Every record must be repeated exactly; omit any pictures they contain.

★ ★ ★

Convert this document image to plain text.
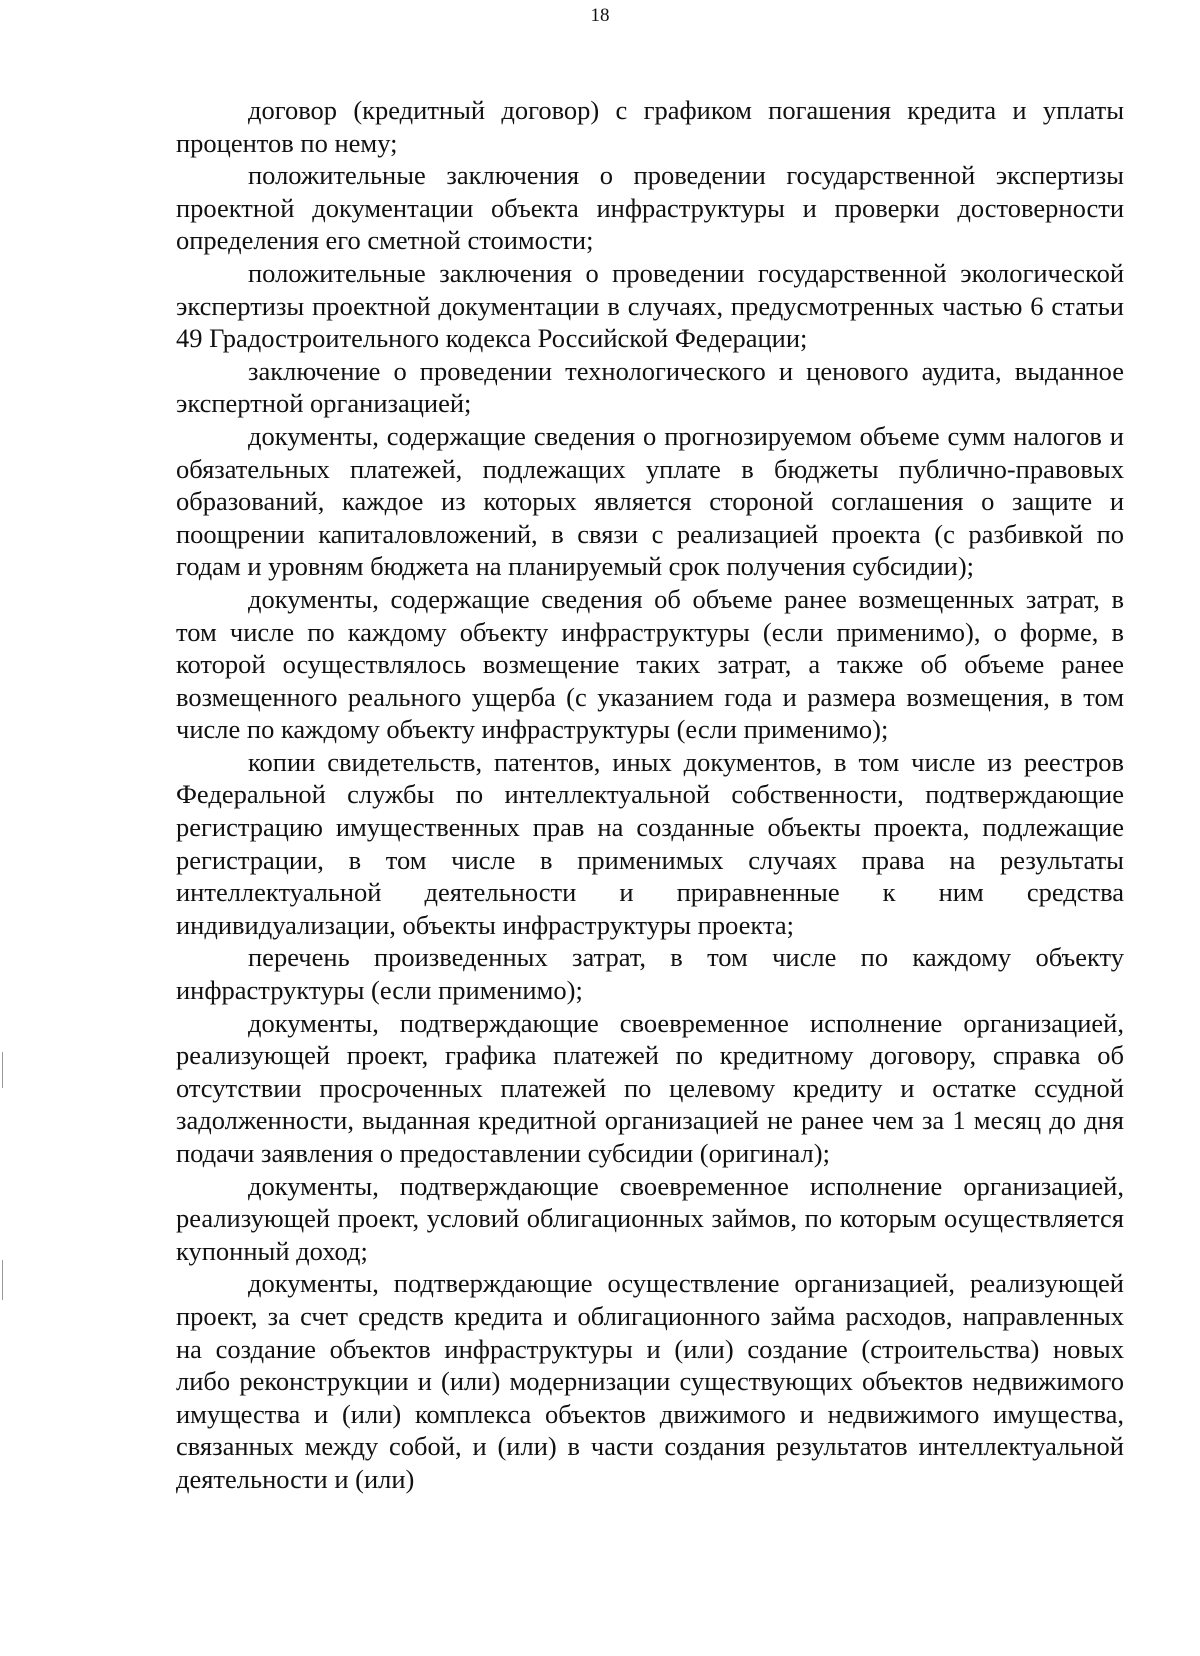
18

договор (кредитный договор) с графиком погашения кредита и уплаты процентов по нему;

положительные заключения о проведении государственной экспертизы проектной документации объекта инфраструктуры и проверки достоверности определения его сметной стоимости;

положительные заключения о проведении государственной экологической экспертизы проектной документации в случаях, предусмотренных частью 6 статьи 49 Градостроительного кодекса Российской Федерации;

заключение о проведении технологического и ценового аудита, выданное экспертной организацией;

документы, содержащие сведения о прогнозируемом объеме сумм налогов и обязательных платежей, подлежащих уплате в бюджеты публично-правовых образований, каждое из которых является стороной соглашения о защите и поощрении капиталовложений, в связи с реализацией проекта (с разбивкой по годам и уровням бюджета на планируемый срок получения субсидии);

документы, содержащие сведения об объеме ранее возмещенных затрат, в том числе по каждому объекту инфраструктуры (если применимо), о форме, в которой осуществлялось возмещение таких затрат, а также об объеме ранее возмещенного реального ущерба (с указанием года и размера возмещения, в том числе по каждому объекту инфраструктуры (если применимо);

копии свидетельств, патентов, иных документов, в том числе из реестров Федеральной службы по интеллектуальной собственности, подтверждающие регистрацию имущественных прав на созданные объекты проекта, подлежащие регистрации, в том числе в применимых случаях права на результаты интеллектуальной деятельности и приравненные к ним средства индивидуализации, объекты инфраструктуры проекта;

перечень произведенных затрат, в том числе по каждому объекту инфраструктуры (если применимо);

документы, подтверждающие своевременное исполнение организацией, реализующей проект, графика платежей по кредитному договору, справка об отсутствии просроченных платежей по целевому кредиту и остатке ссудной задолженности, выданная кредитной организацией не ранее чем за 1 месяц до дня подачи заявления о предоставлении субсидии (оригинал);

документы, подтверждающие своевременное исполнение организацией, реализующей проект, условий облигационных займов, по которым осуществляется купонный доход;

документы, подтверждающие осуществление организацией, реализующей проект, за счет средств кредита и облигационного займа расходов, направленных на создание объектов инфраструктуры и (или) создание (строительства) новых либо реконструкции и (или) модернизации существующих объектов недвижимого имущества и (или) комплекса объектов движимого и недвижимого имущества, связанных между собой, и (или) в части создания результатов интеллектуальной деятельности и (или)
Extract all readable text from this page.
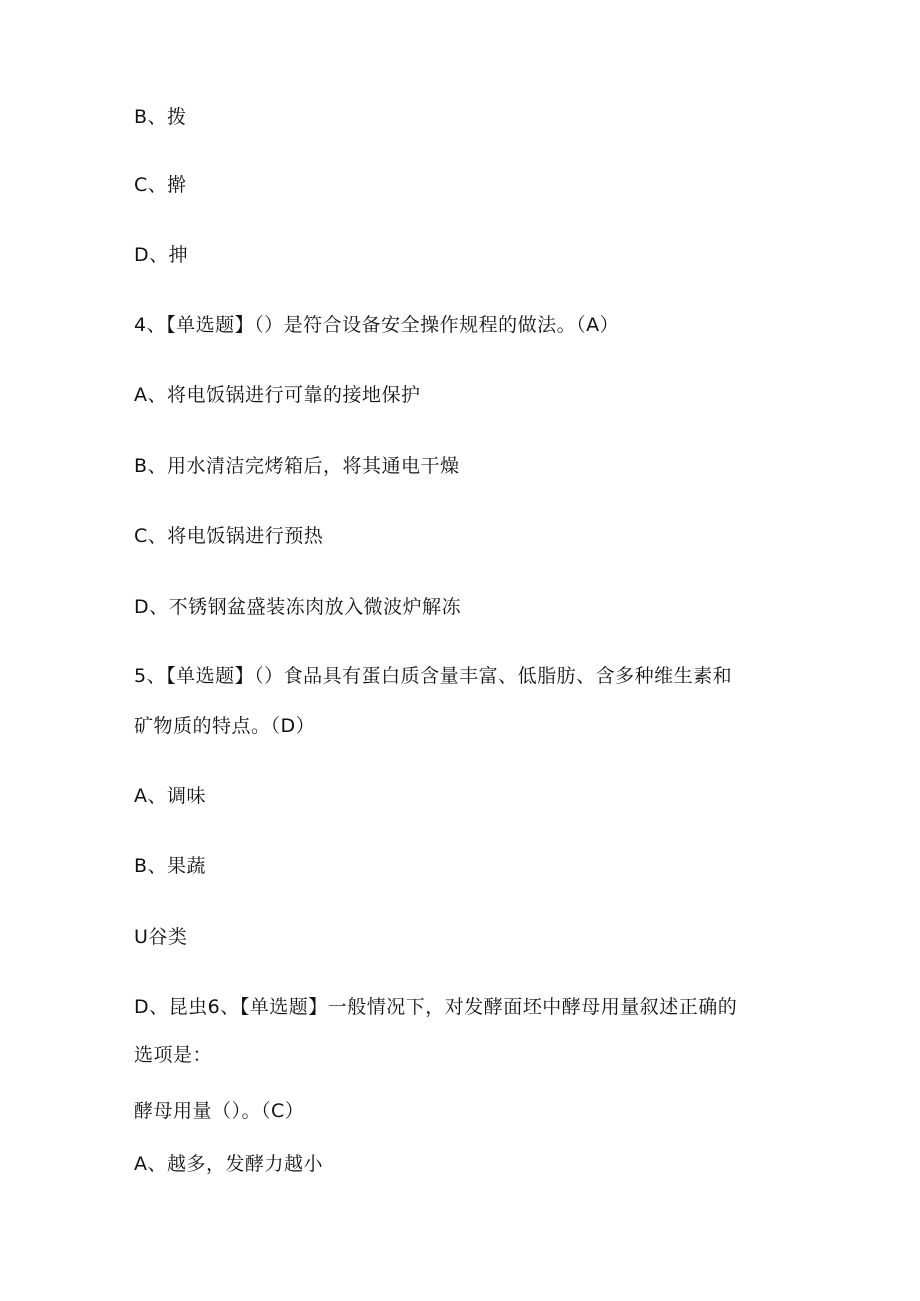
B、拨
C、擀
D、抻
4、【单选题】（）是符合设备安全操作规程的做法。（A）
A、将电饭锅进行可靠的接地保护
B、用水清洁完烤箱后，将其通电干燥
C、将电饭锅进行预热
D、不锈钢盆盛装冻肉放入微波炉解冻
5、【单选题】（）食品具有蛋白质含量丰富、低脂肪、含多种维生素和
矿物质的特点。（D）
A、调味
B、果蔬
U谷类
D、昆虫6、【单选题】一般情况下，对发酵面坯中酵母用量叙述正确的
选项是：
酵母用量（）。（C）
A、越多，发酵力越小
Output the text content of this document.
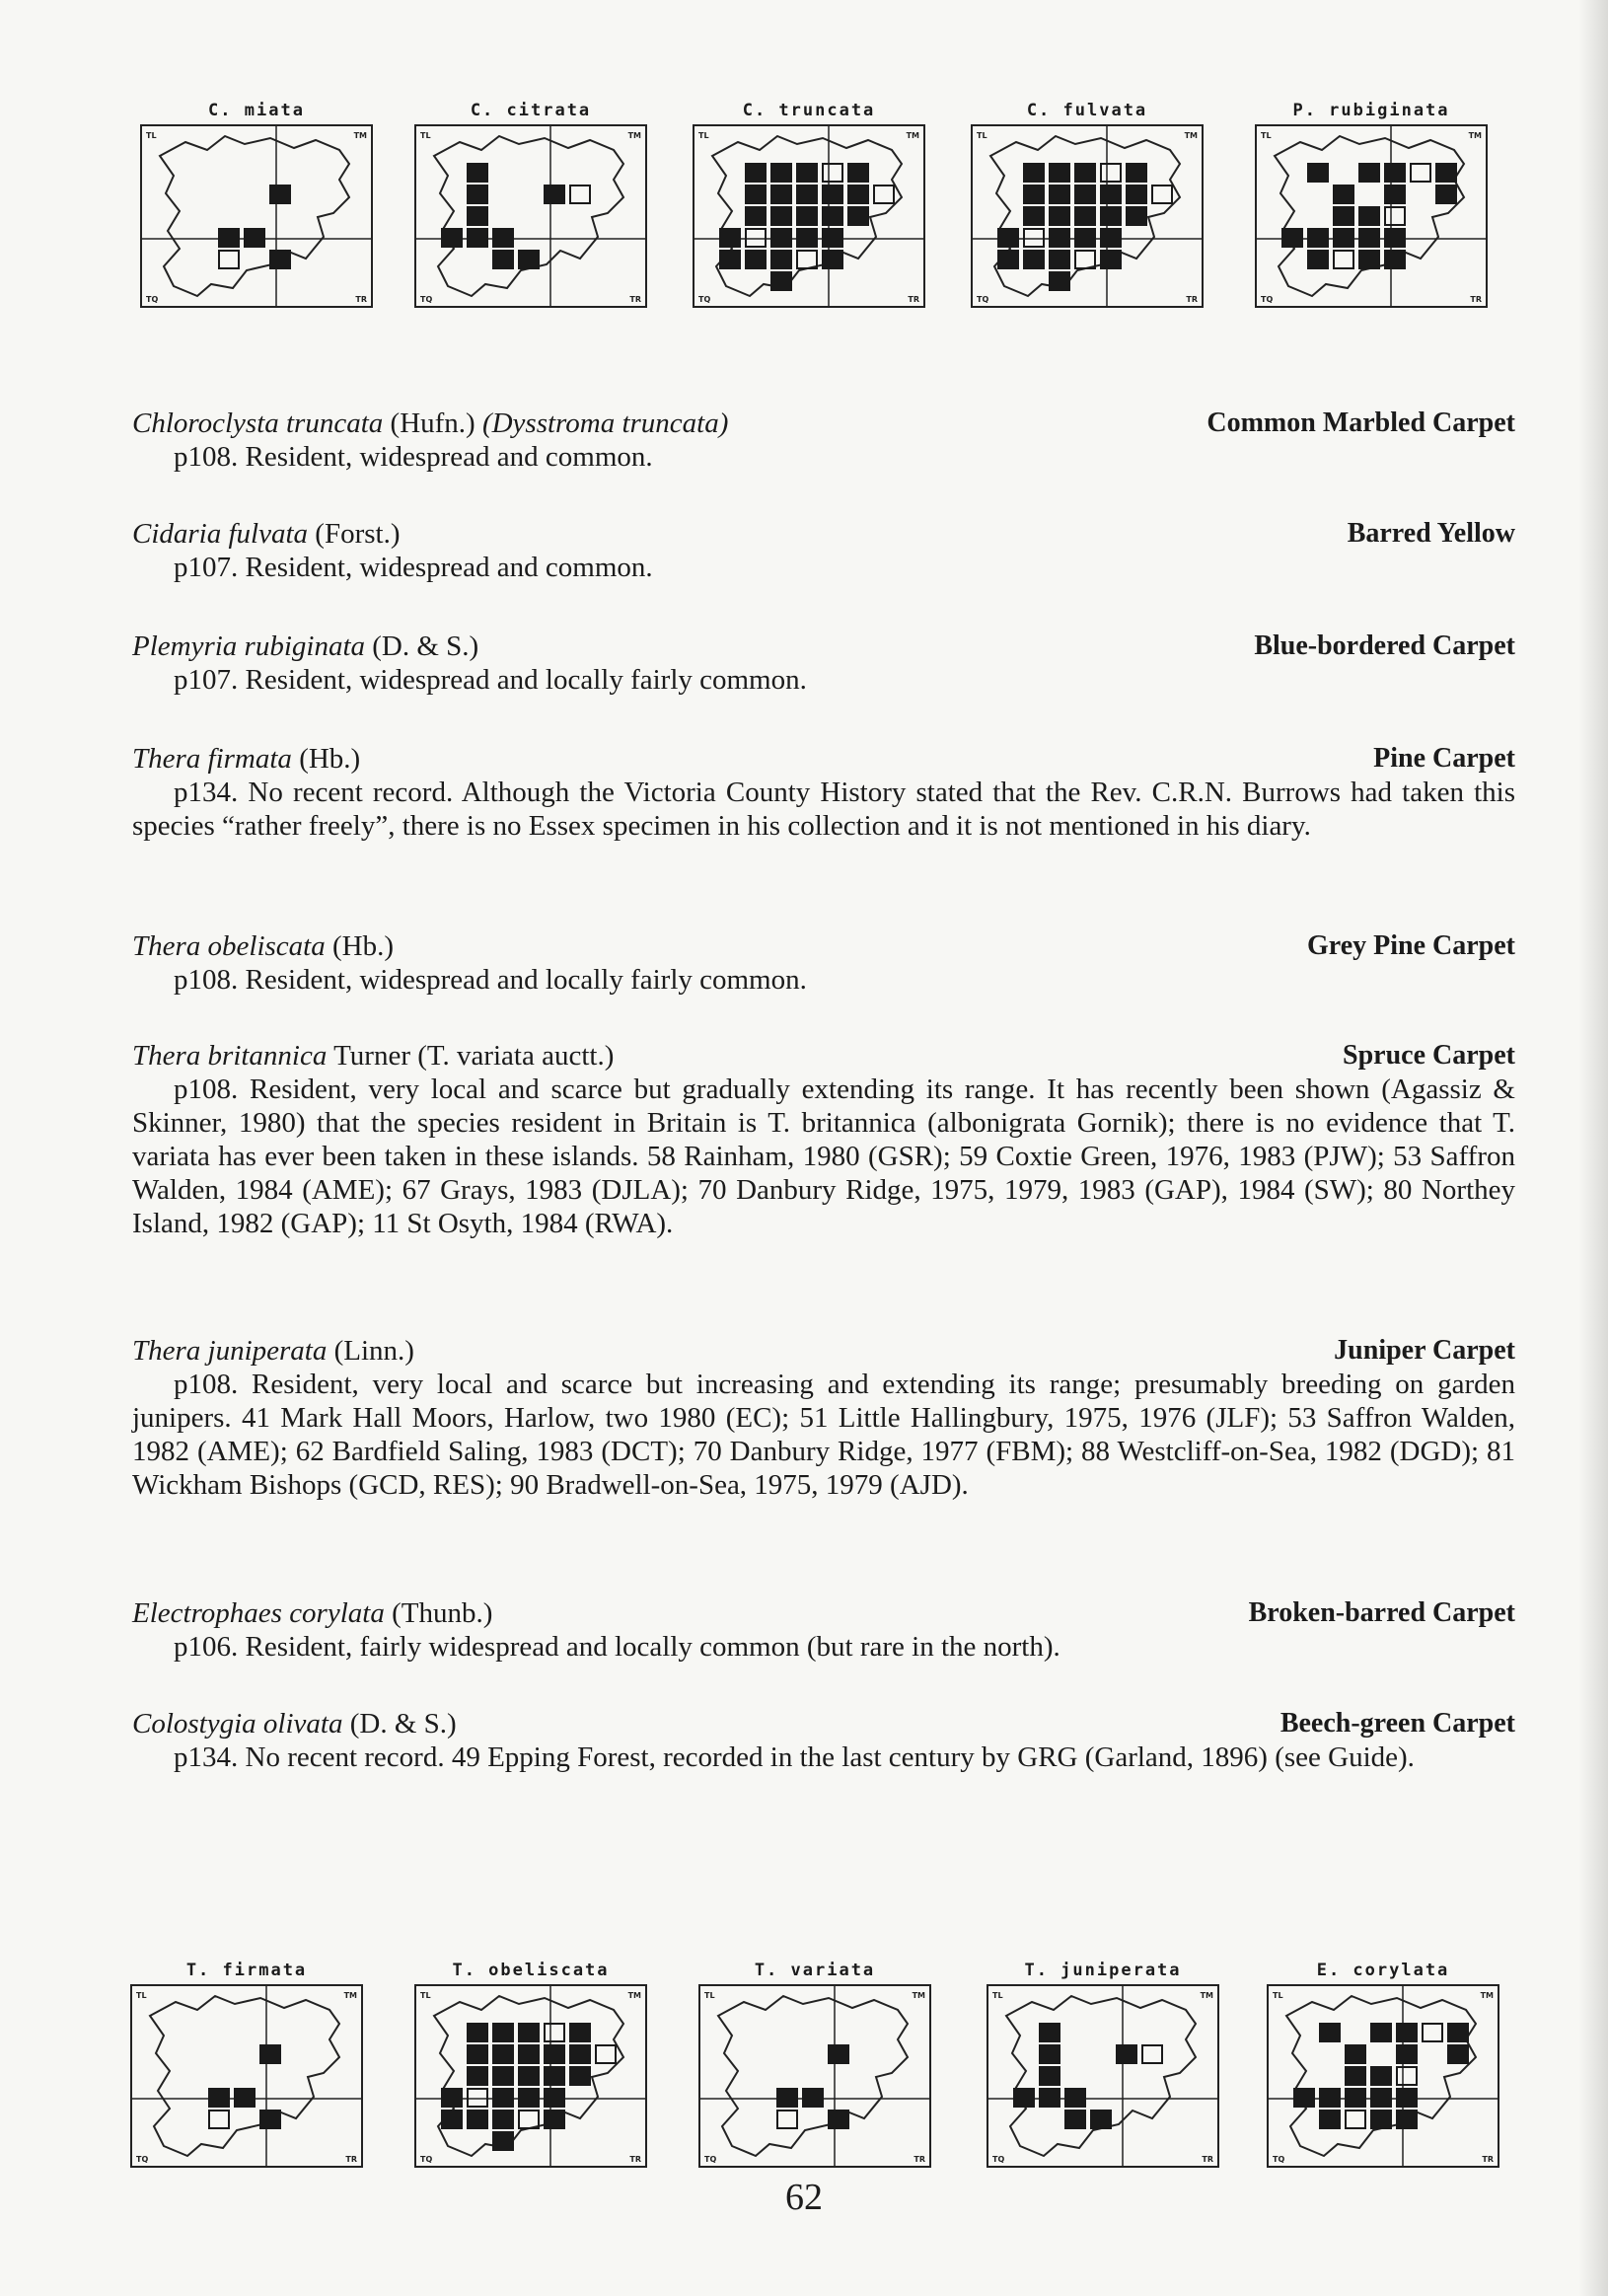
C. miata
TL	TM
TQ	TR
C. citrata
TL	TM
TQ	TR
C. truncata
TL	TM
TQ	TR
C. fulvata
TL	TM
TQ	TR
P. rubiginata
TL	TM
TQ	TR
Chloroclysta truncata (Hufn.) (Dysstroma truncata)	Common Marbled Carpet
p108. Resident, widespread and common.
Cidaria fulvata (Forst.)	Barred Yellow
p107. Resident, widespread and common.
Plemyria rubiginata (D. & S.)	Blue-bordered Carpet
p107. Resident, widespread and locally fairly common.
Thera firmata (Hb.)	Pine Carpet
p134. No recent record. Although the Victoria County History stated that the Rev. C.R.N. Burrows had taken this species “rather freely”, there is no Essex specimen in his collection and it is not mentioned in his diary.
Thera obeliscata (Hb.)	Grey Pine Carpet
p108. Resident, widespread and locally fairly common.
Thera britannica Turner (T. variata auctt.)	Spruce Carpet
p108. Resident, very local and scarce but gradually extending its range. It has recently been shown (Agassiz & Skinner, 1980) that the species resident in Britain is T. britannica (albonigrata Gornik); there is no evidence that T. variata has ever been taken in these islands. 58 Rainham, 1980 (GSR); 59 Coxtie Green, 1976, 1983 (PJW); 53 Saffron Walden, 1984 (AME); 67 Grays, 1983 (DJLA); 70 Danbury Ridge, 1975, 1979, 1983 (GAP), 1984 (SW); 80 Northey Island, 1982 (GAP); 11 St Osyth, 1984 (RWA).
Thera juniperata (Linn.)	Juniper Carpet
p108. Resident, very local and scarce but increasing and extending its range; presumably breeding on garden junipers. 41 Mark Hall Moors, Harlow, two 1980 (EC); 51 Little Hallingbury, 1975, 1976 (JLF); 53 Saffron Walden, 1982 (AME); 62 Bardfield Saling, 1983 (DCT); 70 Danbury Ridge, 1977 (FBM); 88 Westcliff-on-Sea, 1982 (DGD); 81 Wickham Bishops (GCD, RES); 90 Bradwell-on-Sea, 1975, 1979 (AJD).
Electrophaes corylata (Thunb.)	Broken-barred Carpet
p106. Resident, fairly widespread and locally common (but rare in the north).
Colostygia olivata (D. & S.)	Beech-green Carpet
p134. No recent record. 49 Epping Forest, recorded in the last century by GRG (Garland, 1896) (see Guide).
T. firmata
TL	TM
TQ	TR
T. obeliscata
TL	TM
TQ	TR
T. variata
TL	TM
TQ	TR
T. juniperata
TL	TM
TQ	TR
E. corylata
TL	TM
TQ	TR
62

★ ★ ★

| Exercise answer |
Convert this document image to plain text.
18

договор (кредитный договор) с графиком погашения кредита и уплаты процентов по нему;

положительные заключения о проведении государственной экспертизы проектной документации объекта инфраструктуры и проверки достоверности определения его сметной стоимости;

положительные заключения о проведении государственной экологической экспертизы проектной документации в случаях, предусмотренных частью 6 статьи 49 Градостроительного кодекса Российской Федерации;

заключение о проведении технологического и ценового аудита, выданное экспертной организацией;

документы, содержащие сведения о прогнозируемом объеме сумм налогов и обязательных платежей, подлежащих уплате в бюджеты публично-правовых образований, каждое из которых является стороной соглашения о защите и поощрении капиталовложений, в связи с реализацией проекта (с разбивкой по годам и уровням бюджета на планируемый срок получения субсидии);

документы, содержащие сведения об объеме ранее возмещенных затрат, в том числе по каждому объекту инфраструктуры (если применимо), о форме, в которой осуществлялось возмещение таких затрат, а также об объеме ранее возмещенного реального ущерба (с указанием года и размера возмещения, в том числе по каждому объекту инфраструктуры (если применимо);

копии свидетельств, патентов, иных документов, в том числе из реестров Федеральной службы по интеллектуальной собственности, подтверждающие регистрацию имущественных прав на созданные объекты проекта, подлежащие регистрации, в том числе в применимых случаях права на результаты интеллектуальной деятельности и приравненные к ним средства индивидуализации, объекты инфраструктуры проекта;

перечень произведенных затрат, в том числе по каждому объекту инфраструктуры (если применимо);

документы, подтверждающие своевременное исполнение организацией, реализующей проект, графика платежей по кредитному договору, справка об отсутствии просроченных платежей по целевому кредиту и остатке ссудной задолженности, выданная кредитной организацией не ранее чем за 1 месяц до дня подачи заявления о предоставлении субсидии (оригинал);

документы, подтверждающие своевременное исполнение организацией, реализующей проект, условий облигационных займов, по которым осуществляется купонный доход;

документы, подтверждающие осуществление организацией, реализующей проект, за счет средств кредита и облигационного займа расходов, направленных на создание объектов инфраструктуры и (или) создание (строительства) новых либо реконструкции и (или) модернизации существующих объектов недвижимого имущества и (или) комплекса объектов движимого и недвижимого имущества, связанных между собой, и (или) в части создания результатов интеллектуальной деятельности и (или)
Extract all readable text from this page.
B、拨
C、擀
D、抻
4、【单选题】（）是符合设备安全操作规程的做法。（A）
A、将电饭锅进行可靠的接地保护
B、用水清洁完烤箱后，将其通电干燥
C、将电饭锅进行预热
D、不锈钢盆盛装冻肉放入微波炉解冻
5、【单选题】（）食品具有蛋白质含量丰富、低脂肪、含多种维生素和
矿物质的特点。（D）
A、调味
B、果蔬
U谷类
D、昆虫6、【单选题】一般情况下，对发酵面坯中酵母用量叙述正确的
选项是：
酵母用量（）。（C）
A、越多，发酵力越小
Output the text content of this document.
C. miata
TL	TM
TQ	TR
C. citrata
TL	TM
TQ	TR
C. truncata
TL	TM
TQ	TR
C. fulvata
TL	TM
TQ	TR
P. rubiginata
TL	TM
TQ	TR
Chloroclysta truncata (Hufn.) (Dysstroma truncata)	Common Marbled Carpet
p108. Resident, widespread and common.
Cidaria fulvata (Forst.)	Barred Yellow
p107. Resident, widespread and common.
Plemyria rubiginata (D. & S.)	Blue-bordered Carpet
p107. Resident, widespread and locally fairly common.
Thera firmata (Hb.)	Pine Carpet
p134. No recent record. Although the Victoria County History stated that the Rev. C.R.N. Burrows had taken this species “rather freely”, there is no Essex specimen in his collection and it is not mentioned in his diary.
Thera obeliscata (Hb.)	Grey Pine Carpet
p108. Resident, widespread and locally fairly common.
Thera britannica Turner (T. variata auctt.)	Spruce Carpet
p108. Resident, very local and scarce but gradually extending its range. It has recently been shown (Agassiz & Skinner, 1980) that the species resident in Britain is T. britannica (albonigrata Gornik); there is no evidence that T. variata has ever been taken in these islands. 58 Rainham, 1980 (GSR); 59 Coxtie Green, 1976, 1983 (PJW); 53 Saffron Walden, 1984 (AME); 67 Grays, 1983 (DJLA); 70 Danbury Ridge, 1975, 1979, 1983 (GAP), 1984 (SW); 80 Northey Island, 1982 (GAP); 11 St Osyth, 1984 (RWA).
Thera juniperata (Linn.)	Juniper Carpet
p108. Resident, very local and scarce but increasing and extending its range; presumably breeding on garden junipers. 41 Mark Hall Moors, Harlow, two 1980 (EC); 51 Little Hallingbury, 1975, 1976 (JLF); 53 Saffron Walden, 1982 (AME); 62 Bardfield Saling, 1983 (DCT); 70 Danbury Ridge, 1977 (FBM); 88 Westcliff-on-Sea, 1982 (DGD); 81 Wickham Bishops (GCD, RES); 90 Bradwell-on-Sea, 1975, 1979 (AJD).
Electrophaes corylata (Thunb.)	Broken-barred Carpet
p106. Resident, fairly widespread and locally common (but rare in the north).
Colostygia olivata (D. & S.)	Beech-green Carpet
p134. No recent record. 49 Epping Forest, recorded in the last century by GRG (Garland, 1896) (see Guide).
T. firmata
TL	TM
TQ	TR
T. obeliscata
TL	TM
TQ	TR
T. variata
TL	TM
TQ	TR
T. juniperata
TL	TM
TQ	TR
E. corylata
TL	TM
TQ	TR
62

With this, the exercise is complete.